• Task instructions: The data must be returned in full and exactly as given.

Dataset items
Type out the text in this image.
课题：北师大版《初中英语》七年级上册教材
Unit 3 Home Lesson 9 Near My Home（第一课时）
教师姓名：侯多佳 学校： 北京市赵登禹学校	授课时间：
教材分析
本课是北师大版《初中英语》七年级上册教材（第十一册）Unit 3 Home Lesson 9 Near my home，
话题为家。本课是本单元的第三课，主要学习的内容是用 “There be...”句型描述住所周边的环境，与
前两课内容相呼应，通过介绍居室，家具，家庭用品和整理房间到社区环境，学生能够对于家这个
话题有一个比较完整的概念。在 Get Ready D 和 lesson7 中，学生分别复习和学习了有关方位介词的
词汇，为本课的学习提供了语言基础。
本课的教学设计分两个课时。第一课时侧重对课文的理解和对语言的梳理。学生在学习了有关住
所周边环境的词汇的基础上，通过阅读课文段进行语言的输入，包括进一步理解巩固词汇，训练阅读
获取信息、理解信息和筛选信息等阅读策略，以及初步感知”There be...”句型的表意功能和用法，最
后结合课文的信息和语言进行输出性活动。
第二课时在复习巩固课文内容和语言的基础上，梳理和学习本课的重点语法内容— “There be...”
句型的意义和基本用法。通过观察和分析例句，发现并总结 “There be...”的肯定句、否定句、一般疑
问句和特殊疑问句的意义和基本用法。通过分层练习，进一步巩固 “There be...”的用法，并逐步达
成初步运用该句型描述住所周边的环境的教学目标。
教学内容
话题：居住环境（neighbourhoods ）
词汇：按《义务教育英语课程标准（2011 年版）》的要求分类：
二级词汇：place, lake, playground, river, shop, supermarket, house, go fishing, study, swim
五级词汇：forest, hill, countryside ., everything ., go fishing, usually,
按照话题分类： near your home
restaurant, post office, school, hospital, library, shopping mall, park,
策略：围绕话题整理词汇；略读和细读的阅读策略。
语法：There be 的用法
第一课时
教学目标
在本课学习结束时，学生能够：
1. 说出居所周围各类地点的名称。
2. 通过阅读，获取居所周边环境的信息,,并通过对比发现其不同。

• The answer:
Type out the text in this image.
课题：北师大版《初中英语》七年级上册教材
Unit 3 Home Lesson 9 Near My Home（第一课时）
教师姓名：侯多佳 学校： 北京市赵登禹学校	授课时间：
教材分析
本课是北师大版《初中英语》七年级上册教材（第十一册）Unit 3 Home Lesson 9 Near my home，
话题为家。本课是本单元的第三课，主要学习的内容是用 “There be...”句型描述住所周边的环境，与
前两课内容相呼应，通过介绍居室，家具，家庭用品和整理房间到社区环境，学生能够对于家这个
话题有一个比较完整的概念。在 Get Ready D 和 lesson7 中，学生分别复习和学习了有关方位介词的
词汇，为本课的学习提供了语言基础。
本课的教学设计分两个课时。第一课时侧重对课文的理解和对语言的梳理。学生在学习了有关住
所周边环境的词汇的基础上，通过阅读课文段进行语言的输入，包括进一步理解巩固词汇，训练阅读
获取信息、理解信息和筛选信息等阅读策略，以及初步感知”There be...”句型的表意功能和用法，最
后结合课文的信息和语言进行输出性活动。
第二课时在复习巩固课文内容和语言的基础上，梳理和学习本课的重点语法内容— “There be...”
句型的意义和基本用法。通过观察和分析例句，发现并总结 “There be...”的肯定句、否定句、一般疑
问句和特殊疑问句的意义和基本用法。通过分层练习，进一步巩固 “There be...”的用法，并逐步达
成初步运用该句型描述住所周边的环境的教学目标。
教学内容
话题：居住环境（neighbourhoods ）
词汇：按《义务教育英语课程标准（2011 年版）》的要求分类：
二级词汇：place, lake, playground, river, shop, supermarket, house, go fishing, study, swim
五级词汇：forest, hill, countryside ., everything ., go fishing, usually,
按照话题分类： near your home
restaurant, post office, school, hospital, library, shopping mall, park,
策略：围绕话题整理词汇；略读和细读的阅读策略。
语法：There be 的用法
第一课时
教学目标
在本课学习结束时，学生能够：
1. 说出居所周围各类地点的名称。
2. 通过阅读，获取居所周边环境的信息,,并通过对比发现其不同。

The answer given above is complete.